Exercise prompt:
Filter the lines below, copying only those with the string "label".

───── Data for processing ─────

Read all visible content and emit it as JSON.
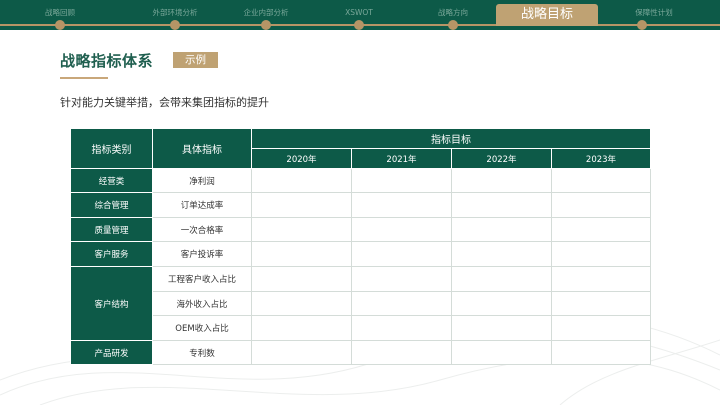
{
  "nav": {
    "items": [
      {
        "label": "战略回顾"
      },
      {
        "label": "外部环境分析"
      },
      {
        "label": "企业内部分析"
      },
      {
        "label": "XSWOT"
      },
      {
        "label": "战略方向"
      },
      {
        "label": "战略目标"
      },
      {
        "label": "保障性计划"
      }
    ],
    "active_index": 5
  },
  "page": {
    "title": "战略指标体系",
    "tag": "示例",
    "subtitle": "针对能力关键举措，会带来集团指标的提升"
  },
  "table": {
    "header_category": "指标类别",
    "header_indicator": "具体指标",
    "header_targets": "指标目标",
    "years": [
      "2020年",
      "2021年",
      "2022年",
      "2023年"
    ],
    "groups": [
      {
        "category": "经营类",
        "indicators": [
          "净利润"
        ]
      },
      {
        "category": "综合管理",
        "indicators": [
          "订单达成率"
        ]
      },
      {
        "category": "质量管理",
        "indicators": [
          "一次合格率"
        ]
      },
      {
        "category": "客户服务",
        "indicators": [
          "客户投诉率"
        ]
      },
      {
        "category": "客户结构",
        "indicators": [
          "工程客户收入占比",
          "海外收入占比",
          "OEM收入占比"
        ]
      },
      {
        "category": "产品研发",
        "indicators": [
          "专利数"
        ]
      }
    ]
  },
  "colors": {
    "brand_green": "#0d5a48",
    "gold": "#bfa273"
  }
}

─────

Response to this exercise:
        "label": "战略回顾"
        "label": "外部环境分析"
        "label": "企业内部分析"
        "label": "XSWOT"
        "label": "战略方向"
        "label": "战略目标"
        "label": "保障性计划"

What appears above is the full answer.